## STATED GOAL A
Reproduce the section of the bankruptcy court excerpt that begins at "whether Copelin could" and stops after "(W.D. Pa. 1998).", replacing "Amended Plan" with "Reorganization Plan".
## STATED GOAL B
Extend the bankruptcy court excerpt, picking up right after its final sentence.

## EXCERPT TO READ

# # # # # # #

The Bankruptcy Court for the Western District of
Pennsylvania enjoined Copelin from "pursuing Innovo
Group in any other forum to collect on the debt Innovo
jointly owes along with [Spirco]." The court found that: (1)
Innovo was a guarantor or otherwise liable to Copelin based
on Spirco's obligation to Copelin; (2) the dispute was a core
proceeding, and therefore the bankruptcy court had
jurisdiction to enter a final judgment; (3) Copelin had a
Class 8 claim payable in Innovo stock; (4) the debt owed to
Copelin "by Debtor" was discharged; (5) Copelin was barred
from challenging the classification of the judgment against
Innovo as a Class 8 claim; and (6) the denial of removal by
the Bankruptcy Court for the Middle District of Tennessee
regarding Copelin's state court action s against Spirco and
Innovo did not bar the reorganized debtor from enjoining
Copelin's collection efforts. See In re Spirco, Inc., 201 B.R.
744 (Bankr. W.D. Pa. 1996).
Copelin appealed the Bankruptcy Court's decision to the
United States District Court for the Western District of
Pennsylvania. The District Court concluded that: (1)
whether Copelin could execute on the state court judgment
was a non-core matter related to a case arising under title
11; (2) Copelin's state court lawsuit was against Innovo, not
Spirco; (3) Copelin's collection efforts did not involve rights
created by bankruptcy law; (4) the discharge of Innovo
under the Amended Plan was limited to "those claims and
interest against Spirco" and that Class 8 claims included
only those "upon which [Innovo] is liable, by guaranty or
otherwise"; (5) there was no evidence that Innovo was a
guarantor of Spirco; and (6) the preclusive effect accorded
the orders confirming the Amended Plan and classifying the
claims by the bankruptcy court was too broad. See In re
Spirco, Inc., 221 B.R. 361 (W.D. Pa. 1998).
The District Court ordered the Bankruptcy Court to
recognize the state court judgment against Innovo for
$100,000 plus costs.
6
II.
A. Jurisdiction
28 U.S.C. S 157 sets forth the jurisdiction of the
bankruptcy courts. It states in pertinent part:
(b)(1) Bankruptcy judges may hear and determine all
cases under title 11 and all core proceedings arising
under title 11, or arising in a case under title 11,
referred under subsection (a) of this section, and may
enter appropriate orders and judgments, subject to
review under section 158 of this title.

# # # # # # #

## AVAILABLE DATA

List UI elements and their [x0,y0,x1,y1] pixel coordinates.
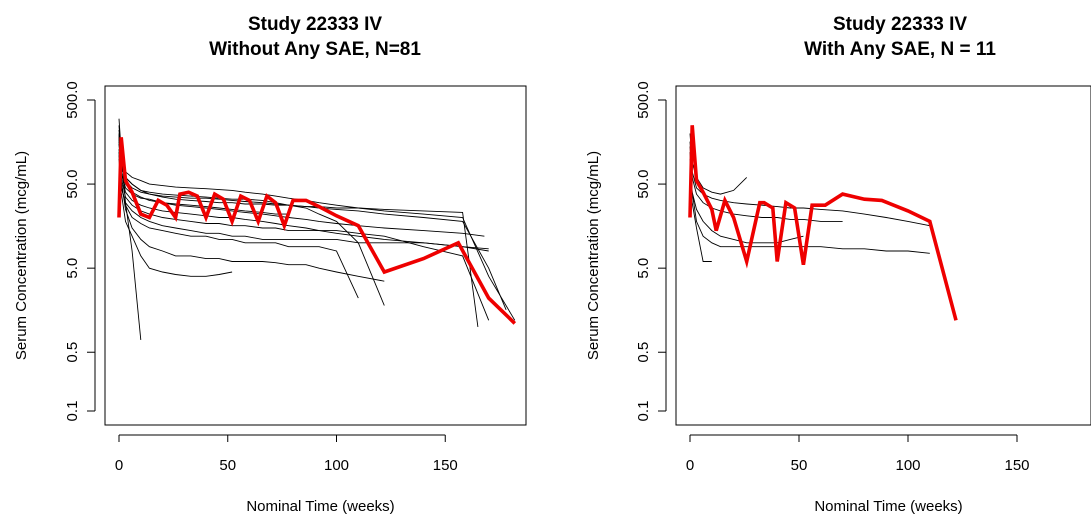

# # # # # # #

## REPLY A
whether Copelin could execute on the state court judgment
was a non-core matter related to a case arising under title
11; (2) Copelin's state court lawsuit was against Innovo, not
Spirco; (3) Copelin's collection efforts did not involve rights
created by bankruptcy law; (4) the discharge of Innovo
under the Reorganization Plan was limited to "those claims and
interest against Spirco" and that Class 8 claims included
only those "upon which [Innovo] is liable, by guaranty or
otherwise"; (5) there was no evidence that Innovo was a
guarantor of Spirco; and (6) the preclusive effect accorded
the orders confirming the Reorganization Plan and classifying the
claims by the bankruptcy court was too broad. See In re
Spirco, Inc., 221 B.R. 361 (W.D. Pa. 1998).

## REPLY B
(2) Core proceedings include, but are not limited to-
(A) matters concerning the administration of the
estate;
. . .
(I) determinations as to the dischargability of
particular debts;
(J) objections to discharges;
(K) determinations of the validity, extent, or priority
of liens;
(L) confirmation of plans
. . .
(c)(1) A bankruptcy judge may hear a proceeding that
is not a core proceeding but that is otherwise related to
a case under title 11. In such proceeding, the
bankruptcy judge shall submit proposed findings of
fact and conclusions of law to the district court, and
any final order or judgment shall be entered by the
district judge after considering the bankruptcy judge's
proposed findings and conclusions after reviewing de
novo those matters to which any party has timely and
specifically objected.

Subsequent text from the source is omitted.